▸ EXERCISE DIRECTIONS
Collect all lines from the listing that include the string "economía".

- - -

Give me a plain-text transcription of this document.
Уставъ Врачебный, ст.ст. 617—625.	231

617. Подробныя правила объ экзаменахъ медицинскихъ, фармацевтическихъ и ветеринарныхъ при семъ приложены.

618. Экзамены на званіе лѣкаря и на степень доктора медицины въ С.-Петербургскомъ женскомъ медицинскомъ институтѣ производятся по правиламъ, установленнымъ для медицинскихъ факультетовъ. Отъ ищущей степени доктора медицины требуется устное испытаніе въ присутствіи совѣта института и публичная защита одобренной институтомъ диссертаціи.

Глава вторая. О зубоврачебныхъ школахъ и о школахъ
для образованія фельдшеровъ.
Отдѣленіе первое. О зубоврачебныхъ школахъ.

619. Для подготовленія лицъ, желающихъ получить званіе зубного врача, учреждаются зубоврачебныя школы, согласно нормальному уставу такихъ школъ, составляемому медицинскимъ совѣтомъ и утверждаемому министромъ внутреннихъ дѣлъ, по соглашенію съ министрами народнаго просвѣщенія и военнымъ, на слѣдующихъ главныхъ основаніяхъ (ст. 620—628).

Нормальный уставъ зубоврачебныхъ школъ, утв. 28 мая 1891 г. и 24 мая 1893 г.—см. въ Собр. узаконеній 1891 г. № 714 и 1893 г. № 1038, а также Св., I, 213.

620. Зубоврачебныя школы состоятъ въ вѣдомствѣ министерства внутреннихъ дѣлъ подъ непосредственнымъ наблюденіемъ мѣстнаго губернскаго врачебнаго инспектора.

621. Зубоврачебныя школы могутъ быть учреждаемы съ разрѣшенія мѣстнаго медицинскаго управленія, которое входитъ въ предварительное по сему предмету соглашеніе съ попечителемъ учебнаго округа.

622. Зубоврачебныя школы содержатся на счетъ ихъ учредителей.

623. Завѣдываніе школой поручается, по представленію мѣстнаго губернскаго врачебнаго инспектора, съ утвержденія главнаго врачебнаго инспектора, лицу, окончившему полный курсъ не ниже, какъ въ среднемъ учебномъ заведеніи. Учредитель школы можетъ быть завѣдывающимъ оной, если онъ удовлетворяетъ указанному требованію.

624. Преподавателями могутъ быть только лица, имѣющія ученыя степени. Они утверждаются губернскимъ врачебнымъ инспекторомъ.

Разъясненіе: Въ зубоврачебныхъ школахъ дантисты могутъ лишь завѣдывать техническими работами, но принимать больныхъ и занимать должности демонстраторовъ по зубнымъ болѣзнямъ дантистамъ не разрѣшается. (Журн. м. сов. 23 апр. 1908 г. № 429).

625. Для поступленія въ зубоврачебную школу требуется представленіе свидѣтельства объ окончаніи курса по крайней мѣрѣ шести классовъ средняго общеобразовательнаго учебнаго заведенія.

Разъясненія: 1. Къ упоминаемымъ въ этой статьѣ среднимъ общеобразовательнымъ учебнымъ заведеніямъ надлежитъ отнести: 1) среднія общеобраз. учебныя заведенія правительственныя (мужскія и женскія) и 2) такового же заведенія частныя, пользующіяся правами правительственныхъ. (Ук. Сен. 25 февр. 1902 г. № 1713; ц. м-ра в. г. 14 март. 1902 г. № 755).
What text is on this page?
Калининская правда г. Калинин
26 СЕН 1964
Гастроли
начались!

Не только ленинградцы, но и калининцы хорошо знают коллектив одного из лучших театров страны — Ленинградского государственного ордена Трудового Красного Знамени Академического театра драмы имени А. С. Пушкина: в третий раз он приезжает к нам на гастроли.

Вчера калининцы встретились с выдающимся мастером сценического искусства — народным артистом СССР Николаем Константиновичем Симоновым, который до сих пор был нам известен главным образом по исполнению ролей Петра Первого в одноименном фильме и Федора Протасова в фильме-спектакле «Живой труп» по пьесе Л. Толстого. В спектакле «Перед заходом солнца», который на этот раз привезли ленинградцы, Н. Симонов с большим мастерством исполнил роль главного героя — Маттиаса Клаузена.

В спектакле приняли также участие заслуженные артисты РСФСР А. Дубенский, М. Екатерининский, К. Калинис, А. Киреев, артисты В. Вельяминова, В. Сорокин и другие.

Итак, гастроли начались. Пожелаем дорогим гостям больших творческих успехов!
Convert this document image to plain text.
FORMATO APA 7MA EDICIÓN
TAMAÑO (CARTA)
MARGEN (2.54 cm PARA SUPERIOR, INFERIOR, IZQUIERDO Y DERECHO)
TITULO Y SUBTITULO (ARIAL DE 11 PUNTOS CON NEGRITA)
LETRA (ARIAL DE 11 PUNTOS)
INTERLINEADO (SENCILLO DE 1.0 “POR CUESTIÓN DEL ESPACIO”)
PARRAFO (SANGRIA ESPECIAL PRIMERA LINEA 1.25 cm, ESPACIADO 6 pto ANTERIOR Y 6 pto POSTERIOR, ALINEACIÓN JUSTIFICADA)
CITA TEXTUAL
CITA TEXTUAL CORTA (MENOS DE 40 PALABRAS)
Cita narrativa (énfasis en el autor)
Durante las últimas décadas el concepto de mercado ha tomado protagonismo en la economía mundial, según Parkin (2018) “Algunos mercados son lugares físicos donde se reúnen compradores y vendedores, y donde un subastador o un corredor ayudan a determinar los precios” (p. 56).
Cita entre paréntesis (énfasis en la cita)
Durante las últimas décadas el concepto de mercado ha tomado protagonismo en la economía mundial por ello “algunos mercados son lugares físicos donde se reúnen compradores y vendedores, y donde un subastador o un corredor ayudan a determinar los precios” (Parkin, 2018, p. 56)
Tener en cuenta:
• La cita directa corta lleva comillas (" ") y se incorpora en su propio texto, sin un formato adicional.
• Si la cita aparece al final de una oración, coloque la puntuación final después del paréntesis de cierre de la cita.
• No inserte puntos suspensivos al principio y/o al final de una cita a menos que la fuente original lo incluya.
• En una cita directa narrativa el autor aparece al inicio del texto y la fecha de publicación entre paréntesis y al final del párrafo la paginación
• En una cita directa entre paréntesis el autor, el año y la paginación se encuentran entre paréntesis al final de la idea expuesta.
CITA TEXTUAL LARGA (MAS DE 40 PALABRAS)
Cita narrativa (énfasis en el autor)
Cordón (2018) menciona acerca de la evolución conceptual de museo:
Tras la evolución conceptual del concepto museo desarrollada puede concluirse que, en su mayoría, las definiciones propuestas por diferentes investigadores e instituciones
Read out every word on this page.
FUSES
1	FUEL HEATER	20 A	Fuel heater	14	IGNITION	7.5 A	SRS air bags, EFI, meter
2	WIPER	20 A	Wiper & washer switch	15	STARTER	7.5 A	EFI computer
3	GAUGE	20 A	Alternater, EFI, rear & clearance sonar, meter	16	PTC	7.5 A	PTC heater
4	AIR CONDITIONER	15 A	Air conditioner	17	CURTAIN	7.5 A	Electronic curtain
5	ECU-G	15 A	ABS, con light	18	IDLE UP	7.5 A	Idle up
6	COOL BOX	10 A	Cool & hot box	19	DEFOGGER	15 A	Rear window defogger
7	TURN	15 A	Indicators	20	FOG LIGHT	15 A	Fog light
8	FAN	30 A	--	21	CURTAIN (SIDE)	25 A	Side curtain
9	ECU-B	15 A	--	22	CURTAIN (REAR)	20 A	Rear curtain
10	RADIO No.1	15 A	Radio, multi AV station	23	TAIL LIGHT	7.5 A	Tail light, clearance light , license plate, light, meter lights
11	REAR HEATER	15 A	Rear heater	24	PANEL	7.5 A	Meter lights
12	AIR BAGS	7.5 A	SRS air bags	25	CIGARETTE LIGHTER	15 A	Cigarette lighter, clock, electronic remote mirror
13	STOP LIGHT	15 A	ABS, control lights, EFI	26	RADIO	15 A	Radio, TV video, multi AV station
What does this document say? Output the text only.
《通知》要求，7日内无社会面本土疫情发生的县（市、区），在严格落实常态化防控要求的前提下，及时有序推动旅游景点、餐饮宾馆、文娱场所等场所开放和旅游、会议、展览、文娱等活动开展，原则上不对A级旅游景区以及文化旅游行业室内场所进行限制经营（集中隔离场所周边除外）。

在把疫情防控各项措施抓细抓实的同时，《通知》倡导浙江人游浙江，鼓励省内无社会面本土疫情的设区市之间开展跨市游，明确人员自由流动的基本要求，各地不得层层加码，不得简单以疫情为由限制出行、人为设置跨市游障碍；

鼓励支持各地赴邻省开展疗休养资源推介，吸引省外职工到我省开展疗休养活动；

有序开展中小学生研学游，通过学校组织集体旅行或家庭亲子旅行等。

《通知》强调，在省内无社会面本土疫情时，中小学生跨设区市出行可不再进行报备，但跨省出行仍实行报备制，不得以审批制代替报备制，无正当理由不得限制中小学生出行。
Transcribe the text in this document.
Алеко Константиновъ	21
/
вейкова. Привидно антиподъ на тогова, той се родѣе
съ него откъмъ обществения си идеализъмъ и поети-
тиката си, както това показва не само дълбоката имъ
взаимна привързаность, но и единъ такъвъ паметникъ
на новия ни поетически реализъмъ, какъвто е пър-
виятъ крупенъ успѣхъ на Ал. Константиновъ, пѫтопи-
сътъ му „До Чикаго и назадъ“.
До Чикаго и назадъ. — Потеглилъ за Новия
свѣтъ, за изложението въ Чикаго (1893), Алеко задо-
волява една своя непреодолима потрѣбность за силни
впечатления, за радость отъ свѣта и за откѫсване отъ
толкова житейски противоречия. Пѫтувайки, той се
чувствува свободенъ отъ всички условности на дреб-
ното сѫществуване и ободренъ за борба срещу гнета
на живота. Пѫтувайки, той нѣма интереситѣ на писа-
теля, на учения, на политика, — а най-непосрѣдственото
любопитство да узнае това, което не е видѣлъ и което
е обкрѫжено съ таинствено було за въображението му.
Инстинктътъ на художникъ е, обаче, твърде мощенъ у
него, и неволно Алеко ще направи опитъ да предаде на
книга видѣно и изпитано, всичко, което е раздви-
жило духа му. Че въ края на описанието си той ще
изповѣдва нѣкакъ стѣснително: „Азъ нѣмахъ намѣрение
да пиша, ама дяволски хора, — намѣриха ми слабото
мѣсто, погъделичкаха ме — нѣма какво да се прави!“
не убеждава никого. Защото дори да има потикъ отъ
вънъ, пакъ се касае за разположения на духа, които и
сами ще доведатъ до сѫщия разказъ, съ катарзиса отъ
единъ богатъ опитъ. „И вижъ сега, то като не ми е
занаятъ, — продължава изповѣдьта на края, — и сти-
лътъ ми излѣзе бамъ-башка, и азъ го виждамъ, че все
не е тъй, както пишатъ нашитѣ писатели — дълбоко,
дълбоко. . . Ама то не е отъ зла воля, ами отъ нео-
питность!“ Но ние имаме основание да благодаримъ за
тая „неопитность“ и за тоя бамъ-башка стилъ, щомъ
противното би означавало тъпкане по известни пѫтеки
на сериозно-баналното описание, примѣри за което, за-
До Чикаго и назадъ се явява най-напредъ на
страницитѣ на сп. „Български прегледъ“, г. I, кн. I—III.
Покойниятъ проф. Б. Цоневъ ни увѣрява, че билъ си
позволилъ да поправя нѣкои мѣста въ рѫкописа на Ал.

- - -

▸ RESULT FOR THIS TASK
Durante las últimas décadas el concepto de mercado ha tomado protagonismo en la economía mundial, según Parkin (2018) “Algunos mercados son lugares físicos donde se reúnen compradores y vendedores, y donde un subastador o un corredor ayudan a determinar los precios” (p. 56).
Durante las últimas décadas el concepto de mercado ha tomado protagonismo en la economía mundial por ello “algunos mercados son lugares físicos donde se reúnen compradores y vendedores, y donde un subastador o un corredor ayudan a determinar los precios” (Parkin, 2018, p. 56)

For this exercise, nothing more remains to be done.